- Written instruction -
Can you edit the rows starting at the line containing "code-token: < [12,421,19,434]" and ending at the line containing "code-token: DOCTYPE [25,1,73,14]" so that "code-line" becomes "editor-line", with everything else unchanged? Return only those rows.

(Dataset excerpt)
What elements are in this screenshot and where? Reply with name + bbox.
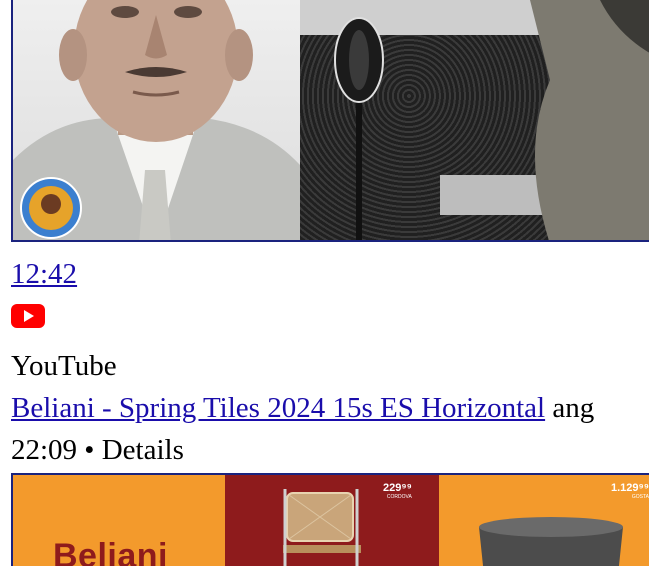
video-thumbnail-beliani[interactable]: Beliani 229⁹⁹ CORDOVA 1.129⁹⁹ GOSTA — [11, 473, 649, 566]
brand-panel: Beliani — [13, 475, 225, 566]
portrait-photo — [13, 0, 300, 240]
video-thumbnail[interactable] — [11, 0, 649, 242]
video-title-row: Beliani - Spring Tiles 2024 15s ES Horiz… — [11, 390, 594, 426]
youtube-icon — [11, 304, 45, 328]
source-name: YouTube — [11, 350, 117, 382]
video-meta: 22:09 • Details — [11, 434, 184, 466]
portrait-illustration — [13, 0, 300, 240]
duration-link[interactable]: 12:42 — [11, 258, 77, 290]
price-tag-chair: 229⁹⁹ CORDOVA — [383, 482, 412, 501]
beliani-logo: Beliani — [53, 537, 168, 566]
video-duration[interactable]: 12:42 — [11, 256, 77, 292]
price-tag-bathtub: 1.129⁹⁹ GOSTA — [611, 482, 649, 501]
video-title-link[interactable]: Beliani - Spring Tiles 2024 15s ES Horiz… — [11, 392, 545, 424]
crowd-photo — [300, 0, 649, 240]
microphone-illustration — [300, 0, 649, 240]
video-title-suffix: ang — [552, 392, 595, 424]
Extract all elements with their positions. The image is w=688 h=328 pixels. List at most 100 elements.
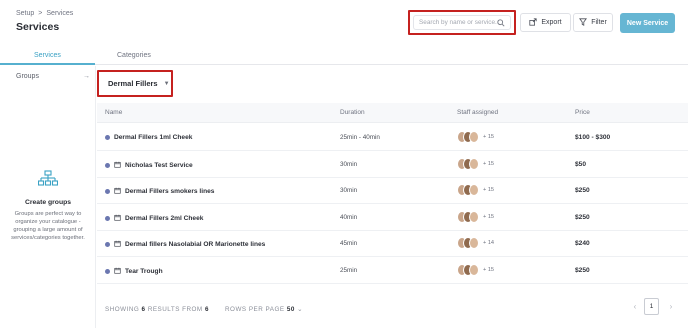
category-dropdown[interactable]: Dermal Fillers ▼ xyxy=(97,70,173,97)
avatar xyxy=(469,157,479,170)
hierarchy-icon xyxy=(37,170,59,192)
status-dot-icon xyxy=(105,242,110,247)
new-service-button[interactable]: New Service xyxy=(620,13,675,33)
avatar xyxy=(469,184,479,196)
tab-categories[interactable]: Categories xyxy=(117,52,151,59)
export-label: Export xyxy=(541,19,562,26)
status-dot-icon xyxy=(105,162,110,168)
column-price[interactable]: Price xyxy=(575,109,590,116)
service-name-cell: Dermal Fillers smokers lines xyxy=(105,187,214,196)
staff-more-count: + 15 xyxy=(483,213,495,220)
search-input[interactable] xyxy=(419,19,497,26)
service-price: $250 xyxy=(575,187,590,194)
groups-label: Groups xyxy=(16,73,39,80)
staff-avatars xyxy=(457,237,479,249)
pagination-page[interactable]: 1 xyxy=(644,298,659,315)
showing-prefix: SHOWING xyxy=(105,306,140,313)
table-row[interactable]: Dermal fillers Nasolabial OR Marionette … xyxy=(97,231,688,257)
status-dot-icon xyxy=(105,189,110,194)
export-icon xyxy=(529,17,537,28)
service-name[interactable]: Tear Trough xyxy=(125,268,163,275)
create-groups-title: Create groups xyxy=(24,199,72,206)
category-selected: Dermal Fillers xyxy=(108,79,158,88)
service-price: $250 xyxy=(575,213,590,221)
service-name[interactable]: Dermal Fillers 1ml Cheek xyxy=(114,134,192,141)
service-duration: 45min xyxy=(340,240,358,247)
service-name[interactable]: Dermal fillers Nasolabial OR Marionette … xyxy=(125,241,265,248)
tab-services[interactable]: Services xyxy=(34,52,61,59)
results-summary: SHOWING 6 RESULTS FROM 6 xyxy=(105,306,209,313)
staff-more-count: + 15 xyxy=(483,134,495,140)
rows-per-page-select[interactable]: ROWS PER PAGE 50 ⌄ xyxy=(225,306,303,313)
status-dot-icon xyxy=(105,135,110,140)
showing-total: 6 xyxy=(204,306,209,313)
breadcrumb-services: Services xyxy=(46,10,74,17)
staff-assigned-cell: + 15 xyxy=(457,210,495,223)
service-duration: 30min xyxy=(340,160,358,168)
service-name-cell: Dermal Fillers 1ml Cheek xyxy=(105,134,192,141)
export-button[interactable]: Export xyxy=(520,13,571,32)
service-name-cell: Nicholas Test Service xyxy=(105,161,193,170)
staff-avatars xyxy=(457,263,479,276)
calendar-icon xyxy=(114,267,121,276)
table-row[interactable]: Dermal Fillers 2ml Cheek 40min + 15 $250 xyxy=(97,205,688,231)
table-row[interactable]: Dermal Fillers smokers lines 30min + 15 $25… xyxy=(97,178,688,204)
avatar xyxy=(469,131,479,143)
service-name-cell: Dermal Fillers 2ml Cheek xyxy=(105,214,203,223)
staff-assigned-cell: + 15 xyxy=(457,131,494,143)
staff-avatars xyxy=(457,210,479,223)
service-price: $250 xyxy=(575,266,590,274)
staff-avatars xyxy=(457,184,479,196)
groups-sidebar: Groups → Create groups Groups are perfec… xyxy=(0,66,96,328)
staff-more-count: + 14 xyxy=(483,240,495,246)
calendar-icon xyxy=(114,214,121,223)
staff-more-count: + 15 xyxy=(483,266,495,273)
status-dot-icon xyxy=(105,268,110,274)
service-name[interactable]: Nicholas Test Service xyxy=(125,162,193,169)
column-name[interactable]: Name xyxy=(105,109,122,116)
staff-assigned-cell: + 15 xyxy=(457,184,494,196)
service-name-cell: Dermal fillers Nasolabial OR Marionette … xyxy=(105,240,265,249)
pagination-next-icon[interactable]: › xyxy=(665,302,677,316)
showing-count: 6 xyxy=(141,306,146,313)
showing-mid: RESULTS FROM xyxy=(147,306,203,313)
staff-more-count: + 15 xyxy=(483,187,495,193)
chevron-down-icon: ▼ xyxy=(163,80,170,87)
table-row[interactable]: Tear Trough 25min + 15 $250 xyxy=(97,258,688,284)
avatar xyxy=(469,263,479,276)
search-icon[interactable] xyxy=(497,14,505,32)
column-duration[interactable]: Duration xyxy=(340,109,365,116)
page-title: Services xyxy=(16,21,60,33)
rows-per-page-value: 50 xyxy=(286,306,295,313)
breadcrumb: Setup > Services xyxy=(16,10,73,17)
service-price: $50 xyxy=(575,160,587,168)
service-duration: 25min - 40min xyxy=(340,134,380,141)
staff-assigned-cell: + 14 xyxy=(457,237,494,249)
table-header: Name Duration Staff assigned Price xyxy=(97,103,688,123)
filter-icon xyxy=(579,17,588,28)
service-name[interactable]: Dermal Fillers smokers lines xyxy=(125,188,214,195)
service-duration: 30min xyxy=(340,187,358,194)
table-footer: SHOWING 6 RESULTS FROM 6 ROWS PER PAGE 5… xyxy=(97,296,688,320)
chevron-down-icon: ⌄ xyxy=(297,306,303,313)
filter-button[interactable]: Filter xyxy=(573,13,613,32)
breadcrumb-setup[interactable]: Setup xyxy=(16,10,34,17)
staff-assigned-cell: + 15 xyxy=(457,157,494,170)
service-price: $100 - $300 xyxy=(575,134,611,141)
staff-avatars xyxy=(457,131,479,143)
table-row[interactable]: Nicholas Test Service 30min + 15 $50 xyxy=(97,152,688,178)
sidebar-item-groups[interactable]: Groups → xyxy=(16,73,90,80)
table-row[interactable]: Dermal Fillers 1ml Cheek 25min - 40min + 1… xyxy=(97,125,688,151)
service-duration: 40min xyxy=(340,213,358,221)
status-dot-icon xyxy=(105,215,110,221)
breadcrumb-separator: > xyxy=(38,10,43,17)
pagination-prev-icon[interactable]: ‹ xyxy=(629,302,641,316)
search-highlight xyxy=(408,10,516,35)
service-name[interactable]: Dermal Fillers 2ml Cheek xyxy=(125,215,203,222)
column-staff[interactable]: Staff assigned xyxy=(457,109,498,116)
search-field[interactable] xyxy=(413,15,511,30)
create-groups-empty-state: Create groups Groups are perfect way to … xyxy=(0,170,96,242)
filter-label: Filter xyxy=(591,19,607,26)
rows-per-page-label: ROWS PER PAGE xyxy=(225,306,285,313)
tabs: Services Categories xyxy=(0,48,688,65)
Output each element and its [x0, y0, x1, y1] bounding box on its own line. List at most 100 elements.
==
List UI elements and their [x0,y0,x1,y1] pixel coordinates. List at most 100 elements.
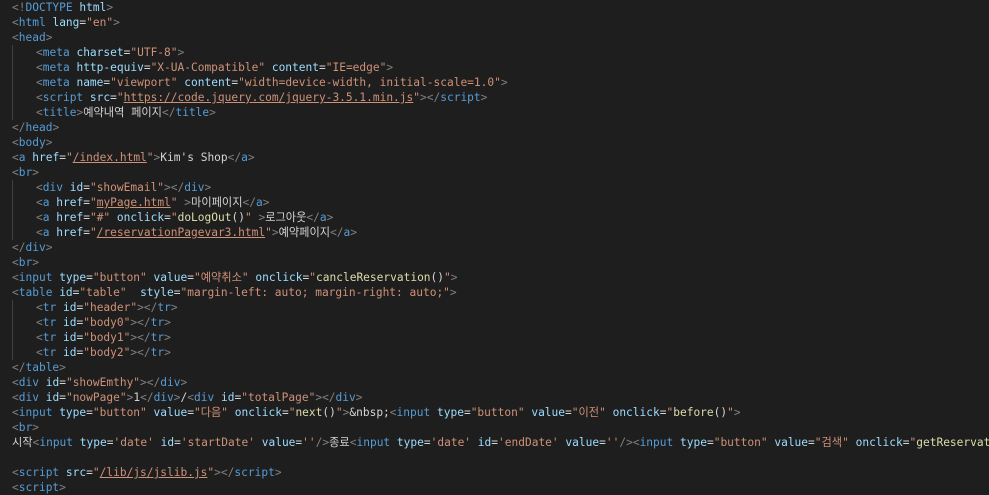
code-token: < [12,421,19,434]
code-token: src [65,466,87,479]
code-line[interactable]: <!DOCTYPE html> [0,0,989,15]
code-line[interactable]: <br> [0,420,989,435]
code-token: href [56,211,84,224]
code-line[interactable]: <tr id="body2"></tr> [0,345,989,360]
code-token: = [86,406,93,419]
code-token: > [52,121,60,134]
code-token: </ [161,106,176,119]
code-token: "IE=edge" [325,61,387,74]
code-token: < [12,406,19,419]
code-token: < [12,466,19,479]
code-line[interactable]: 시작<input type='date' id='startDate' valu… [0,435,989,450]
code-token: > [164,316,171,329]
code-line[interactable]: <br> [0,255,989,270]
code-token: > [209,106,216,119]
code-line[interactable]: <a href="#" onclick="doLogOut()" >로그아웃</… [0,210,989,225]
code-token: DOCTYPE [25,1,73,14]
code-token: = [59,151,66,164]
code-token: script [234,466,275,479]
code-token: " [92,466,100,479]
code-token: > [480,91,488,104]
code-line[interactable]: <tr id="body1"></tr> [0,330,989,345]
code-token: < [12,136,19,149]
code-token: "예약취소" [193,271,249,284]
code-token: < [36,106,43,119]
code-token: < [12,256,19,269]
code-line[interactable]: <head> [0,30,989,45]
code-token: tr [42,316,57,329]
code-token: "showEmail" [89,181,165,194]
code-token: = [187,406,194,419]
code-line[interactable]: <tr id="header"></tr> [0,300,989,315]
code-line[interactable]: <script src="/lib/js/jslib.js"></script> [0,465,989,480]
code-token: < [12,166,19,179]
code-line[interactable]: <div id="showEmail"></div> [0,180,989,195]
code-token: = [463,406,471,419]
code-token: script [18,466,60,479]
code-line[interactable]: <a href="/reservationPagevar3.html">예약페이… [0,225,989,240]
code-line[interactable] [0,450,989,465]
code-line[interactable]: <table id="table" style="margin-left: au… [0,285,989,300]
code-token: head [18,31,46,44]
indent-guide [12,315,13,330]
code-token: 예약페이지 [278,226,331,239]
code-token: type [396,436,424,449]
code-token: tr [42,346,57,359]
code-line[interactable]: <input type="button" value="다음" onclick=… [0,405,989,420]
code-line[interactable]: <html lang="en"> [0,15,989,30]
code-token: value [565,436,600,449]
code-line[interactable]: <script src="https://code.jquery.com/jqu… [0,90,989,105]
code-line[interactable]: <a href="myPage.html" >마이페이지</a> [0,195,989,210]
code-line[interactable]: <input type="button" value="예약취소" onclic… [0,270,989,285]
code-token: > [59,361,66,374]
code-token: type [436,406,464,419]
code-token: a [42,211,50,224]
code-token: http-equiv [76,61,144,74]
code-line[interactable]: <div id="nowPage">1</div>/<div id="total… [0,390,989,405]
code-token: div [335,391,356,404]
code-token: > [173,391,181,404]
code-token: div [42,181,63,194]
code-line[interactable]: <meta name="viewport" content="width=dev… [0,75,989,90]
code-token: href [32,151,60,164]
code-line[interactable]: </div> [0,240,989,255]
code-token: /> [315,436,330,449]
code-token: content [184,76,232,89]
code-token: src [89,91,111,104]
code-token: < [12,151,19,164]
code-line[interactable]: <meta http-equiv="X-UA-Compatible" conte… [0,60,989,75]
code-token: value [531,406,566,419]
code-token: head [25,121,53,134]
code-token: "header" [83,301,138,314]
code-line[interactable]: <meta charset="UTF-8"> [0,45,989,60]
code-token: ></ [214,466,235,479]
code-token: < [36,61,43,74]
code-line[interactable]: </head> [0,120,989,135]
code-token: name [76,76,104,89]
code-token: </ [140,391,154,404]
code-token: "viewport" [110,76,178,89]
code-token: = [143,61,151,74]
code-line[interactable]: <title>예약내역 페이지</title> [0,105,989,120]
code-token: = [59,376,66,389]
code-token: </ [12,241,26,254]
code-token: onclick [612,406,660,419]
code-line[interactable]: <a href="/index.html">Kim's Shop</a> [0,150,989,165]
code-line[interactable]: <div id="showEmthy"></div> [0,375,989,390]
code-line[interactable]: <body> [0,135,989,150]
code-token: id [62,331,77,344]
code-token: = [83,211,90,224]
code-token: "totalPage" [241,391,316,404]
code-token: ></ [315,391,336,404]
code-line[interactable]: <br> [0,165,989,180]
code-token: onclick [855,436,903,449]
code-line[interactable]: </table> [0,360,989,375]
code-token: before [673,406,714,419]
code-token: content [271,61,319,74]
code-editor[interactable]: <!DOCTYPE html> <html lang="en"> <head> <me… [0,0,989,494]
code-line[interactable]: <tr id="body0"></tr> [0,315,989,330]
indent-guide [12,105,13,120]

- Final answer -
code-token: < [12,421,19,434]
code-token: src [65,466,87,479]
editor-line[interactable]: <!DOCTYPE html> [0,0,989,15]
editor-line[interactable]: <br> [0,420,989,435]
code-token: href [56,211,84,224]
editor-line[interactable]: <tr id="body2"></tr> [0,345,989,360]
code-token: = [86,406,93,419]
code-token: > [52,121,60,134]
code-token: </ [161,106,176,119]
code-token: "IE=edge" [325,61,387,74]
code-token: < [12,406,19,419]
code-token: < [12,466,19,479]
editor-line[interactable]: 시작<input type='date' id='startDate' valu… [0,435,989,450]
code-token: > [164,316,171,329]
editor-line[interactable]: <br> [0,255,989,270]
code-token: > [209,106,216,119]
editor-line[interactable]: <a href="#" onclick="doLogOut()" >로그아웃</… [0,210,989,225]
code-token: DOCTYPE [25,1,73,14]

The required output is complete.